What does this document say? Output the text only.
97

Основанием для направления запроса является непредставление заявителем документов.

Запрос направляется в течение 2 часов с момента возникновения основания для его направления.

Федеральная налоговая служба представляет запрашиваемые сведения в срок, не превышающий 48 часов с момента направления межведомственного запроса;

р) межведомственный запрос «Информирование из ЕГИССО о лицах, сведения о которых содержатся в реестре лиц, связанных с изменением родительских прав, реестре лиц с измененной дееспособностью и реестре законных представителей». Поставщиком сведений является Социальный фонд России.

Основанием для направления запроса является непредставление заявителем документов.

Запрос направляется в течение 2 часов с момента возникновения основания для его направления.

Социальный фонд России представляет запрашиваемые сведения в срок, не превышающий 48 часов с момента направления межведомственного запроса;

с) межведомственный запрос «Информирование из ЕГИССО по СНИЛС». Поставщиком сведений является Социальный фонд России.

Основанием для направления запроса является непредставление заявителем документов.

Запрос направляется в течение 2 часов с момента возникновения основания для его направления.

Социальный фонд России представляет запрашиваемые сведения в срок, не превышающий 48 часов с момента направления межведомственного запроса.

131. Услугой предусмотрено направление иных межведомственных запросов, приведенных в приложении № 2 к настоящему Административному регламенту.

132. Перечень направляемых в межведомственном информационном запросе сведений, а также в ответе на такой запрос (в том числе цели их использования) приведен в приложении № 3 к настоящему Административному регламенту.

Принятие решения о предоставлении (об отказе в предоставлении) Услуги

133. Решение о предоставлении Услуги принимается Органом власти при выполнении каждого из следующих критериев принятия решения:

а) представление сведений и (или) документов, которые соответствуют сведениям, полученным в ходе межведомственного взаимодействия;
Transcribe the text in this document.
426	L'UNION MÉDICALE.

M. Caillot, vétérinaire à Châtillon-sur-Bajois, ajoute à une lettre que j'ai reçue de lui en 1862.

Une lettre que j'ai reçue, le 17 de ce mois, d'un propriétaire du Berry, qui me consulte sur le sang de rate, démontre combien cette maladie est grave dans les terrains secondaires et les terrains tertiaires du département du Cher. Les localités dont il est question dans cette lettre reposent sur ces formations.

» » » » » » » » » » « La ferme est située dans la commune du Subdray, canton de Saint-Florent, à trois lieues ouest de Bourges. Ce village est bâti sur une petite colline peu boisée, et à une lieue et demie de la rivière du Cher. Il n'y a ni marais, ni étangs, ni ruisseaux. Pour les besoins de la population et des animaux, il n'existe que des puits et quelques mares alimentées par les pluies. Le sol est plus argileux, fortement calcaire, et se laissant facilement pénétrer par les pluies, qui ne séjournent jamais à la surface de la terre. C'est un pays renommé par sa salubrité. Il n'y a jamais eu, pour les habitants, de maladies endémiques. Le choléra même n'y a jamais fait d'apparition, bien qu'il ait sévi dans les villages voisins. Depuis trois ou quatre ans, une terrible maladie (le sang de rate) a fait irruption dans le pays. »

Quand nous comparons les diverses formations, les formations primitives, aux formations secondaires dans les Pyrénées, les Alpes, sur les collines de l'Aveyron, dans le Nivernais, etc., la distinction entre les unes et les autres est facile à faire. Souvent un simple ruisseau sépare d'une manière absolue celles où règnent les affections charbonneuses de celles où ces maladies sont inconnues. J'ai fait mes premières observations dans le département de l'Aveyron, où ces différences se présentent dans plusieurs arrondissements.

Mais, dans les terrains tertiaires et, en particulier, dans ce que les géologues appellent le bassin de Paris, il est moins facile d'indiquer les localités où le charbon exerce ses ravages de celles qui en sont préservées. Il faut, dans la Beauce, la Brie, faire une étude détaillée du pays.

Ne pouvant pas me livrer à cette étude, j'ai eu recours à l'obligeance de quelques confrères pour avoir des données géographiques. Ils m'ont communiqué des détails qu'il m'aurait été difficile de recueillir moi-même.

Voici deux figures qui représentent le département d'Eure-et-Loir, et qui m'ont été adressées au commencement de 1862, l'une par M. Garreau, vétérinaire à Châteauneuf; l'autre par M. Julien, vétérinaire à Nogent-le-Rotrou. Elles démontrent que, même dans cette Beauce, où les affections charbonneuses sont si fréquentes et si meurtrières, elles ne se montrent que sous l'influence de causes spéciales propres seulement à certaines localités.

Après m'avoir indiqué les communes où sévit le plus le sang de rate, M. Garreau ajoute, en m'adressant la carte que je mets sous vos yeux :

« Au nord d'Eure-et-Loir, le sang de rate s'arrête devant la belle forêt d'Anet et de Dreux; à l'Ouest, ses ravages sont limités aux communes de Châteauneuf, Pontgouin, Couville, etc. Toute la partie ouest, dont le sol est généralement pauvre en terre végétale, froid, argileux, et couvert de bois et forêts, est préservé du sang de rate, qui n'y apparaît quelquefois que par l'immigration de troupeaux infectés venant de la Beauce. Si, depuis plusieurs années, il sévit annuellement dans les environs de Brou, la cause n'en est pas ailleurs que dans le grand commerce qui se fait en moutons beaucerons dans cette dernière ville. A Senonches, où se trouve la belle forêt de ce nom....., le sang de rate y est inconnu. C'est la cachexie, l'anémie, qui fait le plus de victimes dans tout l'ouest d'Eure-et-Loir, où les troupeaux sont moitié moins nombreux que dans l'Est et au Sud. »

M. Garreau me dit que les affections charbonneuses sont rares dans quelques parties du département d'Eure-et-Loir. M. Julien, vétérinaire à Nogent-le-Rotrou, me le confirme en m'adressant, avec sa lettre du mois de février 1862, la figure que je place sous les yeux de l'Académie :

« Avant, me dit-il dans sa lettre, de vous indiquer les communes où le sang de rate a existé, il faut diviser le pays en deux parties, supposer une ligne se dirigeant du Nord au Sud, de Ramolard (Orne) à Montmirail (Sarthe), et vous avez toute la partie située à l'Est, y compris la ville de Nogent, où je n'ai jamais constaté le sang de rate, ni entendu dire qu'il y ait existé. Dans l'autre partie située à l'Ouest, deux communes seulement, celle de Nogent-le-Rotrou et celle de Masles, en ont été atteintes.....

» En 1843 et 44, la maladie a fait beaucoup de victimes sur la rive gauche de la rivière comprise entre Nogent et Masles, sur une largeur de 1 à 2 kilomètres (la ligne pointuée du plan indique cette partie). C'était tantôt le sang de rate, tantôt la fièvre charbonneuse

------------------------

## Exercise
Print the material once more, exactly.

## Answer to the problem
What does this document say? Output the text only.
97

Основанием для направления запроса является непредставление заявителем документов.

Запрос направляется в течение 2 часов с момента возникновения основания для его направления.

Федеральная налоговая служба представляет запрашиваемые сведения в срок, не превышающий 48 часов с момента направления межведомственного запроса;

р) межведомственный запрос «Информирование из ЕГИССО о лицах, сведения о которых содержатся в реестре лиц, связанных с изменением родительских прав, реестре лиц с измененной дееспособностью и реестре законных представителей». Поставщиком сведений является Социальный фонд России.

Основанием для направления запроса является непредставление заявителем документов.

Запрос направляется в течение 2 часов с момента возникновения основания для его направления.

Социальный фонд России представляет запрашиваемые сведения в срок, не превышающий 48 часов с момента направления межведомственного запроса;

с) межведомственный запрос «Информирование из ЕГИССО по СНИЛС». Поставщиком сведений является Социальный фонд России.

Основанием для направления запроса является непредставление заявителем документов.

Запрос направляется в течение 2 часов с момента возникновения основания для его направления.

Социальный фонд России представляет запрашиваемые сведения в срок, не превышающий 48 часов с момента направления межведомственного запроса.

131. Услугой предусмотрено направление иных межведомственных запросов, приведенных в приложении № 2 к настоящему Административному регламенту.

132. Перечень направляемых в межведомственном информационном запросе сведений, а также в ответе на такой запрос (в том числе цели их использования) приведен в приложении № 3 к настоящему Административному регламенту.

Принятие решения о предоставлении (об отказе в предоставлении) Услуги

133. Решение о предоставлении Услуги принимается Органом власти при выполнении каждого из следующих критериев принятия решения:

а) представление сведений и (или) документов, которые соответствуют сведениям, полученным в ходе межведомственного взаимодействия;
Transcribe the text in this document.
426	L'UNION MÉDICALE.

M. Caillot, vétérinaire à Châtillon-sur-Bajois, ajoute à une lettre que j'ai reçue de lui en 1862.

Une lettre que j'ai reçue, le 17 de ce mois, d'un propriétaire du Berry, qui me consulte sur le sang de rate, démontre combien cette maladie est grave dans les terrains secondaires et les terrains tertiaires du département du Cher. Les localités dont il est question dans cette lettre reposent sur ces formations.

» » » » » » » » » » « La ferme est située dans la commune du Subdray, canton de Saint-Florent, à trois lieues ouest de Bourges. Ce village est bâti sur une petite colline peu boisée, et à une lieue et demie de la rivière du Cher. Il n'y a ni marais, ni étangs, ni ruisseaux. Pour les besoins de la population et des animaux, il n'existe que des puits et quelques mares alimentées par les pluies. Le sol est plus argileux, fortement calcaire, et se laissant facilement pénétrer par les pluies, qui ne séjournent jamais à la surface de la terre. C'est un pays renommé par sa salubrité. Il n'y a jamais eu, pour les habitants, de maladies endémiques. Le choléra même n'y a jamais fait d'apparition, bien qu'il ait sévi dans les villages voisins. Depuis trois ou quatre ans, une terrible maladie (le sang de rate) a fait irruption dans le pays. »

Quand nous comparons les diverses formations, les formations primitives, aux formations secondaires dans les Pyrénées, les Alpes, sur les collines de l'Aveyron, dans le Nivernais, etc., la distinction entre les unes et les autres est facile à faire. Souvent un simple ruisseau sépare d'une manière absolue celles où règnent les affections charbonneuses de celles où ces maladies sont inconnues. J'ai fait mes premières observations dans le département de l'Aveyron, où ces différences se présentent dans plusieurs arrondissements.

Mais, dans les terrains tertiaires et, en particulier, dans ce que les géologues appellent le bassin de Paris, il est moins facile d'indiquer les localités où le charbon exerce ses ravages de celles qui en sont préservées. Il faut, dans la Beauce, la Brie, faire une étude détaillée du pays.

Ne pouvant pas me livrer à cette étude, j'ai eu recours à l'obligeance de quelques confrères pour avoir des données géographiques. Ils m'ont communiqué des détails qu'il m'aurait été difficile de recueillir moi-même.

Voici deux figures qui représentent le département d'Eure-et-Loir, et qui m'ont été adressées au commencement de 1862, l'une par M. Garreau, vétérinaire à Châteauneuf; l'autre par M. Julien, vétérinaire à Nogent-le-Rotrou. Elles démontrent que, même dans cette Beauce, où les affections charbonneuses sont si fréquentes et si meurtrières, elles ne se montrent que sous l'influence de causes spéciales propres seulement à certaines localités.

Après m'avoir indiqué les communes où sévit le plus le sang de rate, M. Garreau ajoute, en m'adressant la carte que je mets sous vos yeux :

« Au nord d'Eure-et-Loir, le sang de rate s'arrête devant la belle forêt d'Anet et de Dreux; à l'Ouest, ses ravages sont limités aux communes de Châteauneuf, Pontgouin, Couville, etc. Toute la partie ouest, dont le sol est généralement pauvre en terre végétale, froid, argileux, et couvert de bois et forêts, est préservé du sang de rate, qui n'y apparaît quelquefois que par l'immigration de troupeaux infectés venant de la Beauce. Si, depuis plusieurs années, il sévit annuellement dans les environs de Brou, la cause n'en est pas ailleurs que dans le grand commerce qui se fait en moutons beaucerons dans cette dernière ville. A Senonches, où se trouve la belle forêt de ce nom....., le sang de rate y est inconnu. C'est la cachexie, l'anémie, qui fait le plus de victimes dans tout l'ouest d'Eure-et-Loir, où les troupeaux sont moitié moins nombreux que dans l'Est et au Sud. »

M. Garreau me dit que les affections charbonneuses sont rares dans quelques parties du département d'Eure-et-Loir. M. Julien, vétérinaire à Nogent-le-Rotrou, me le confirme en m'adressant, avec sa lettre du mois de février 1862, la figure que je place sous les yeux de l'Académie :

« Avant, me dit-il dans sa lettre, de vous indiquer les communes où le sang de rate a existé, il faut diviser le pays en deux parties, supposer une ligne se dirigeant du Nord au Sud, de Ramolard (Orne) à Montmirail (Sarthe), et vous avez toute la partie située à l'Est, y compris la ville de Nogent, où je n'ai jamais constaté le sang de rate, ni entendu dire qu'il y ait existé. Dans l'autre partie située à l'Ouest, deux communes seulement, celle de Nogent-le-Rotrou et celle de Masles, en ont été atteintes.....

» En 1843 et 44, la maladie a fait beaucoup de victimes sur la rive gauche de la rivière comprise entre Nogent et Masles, sur une largeur de 1 à 2 kilomètres (la ligne pointuée du plan indique cette partie). C'était tantôt le sang de rate, tantôt la fièvre charbonneuse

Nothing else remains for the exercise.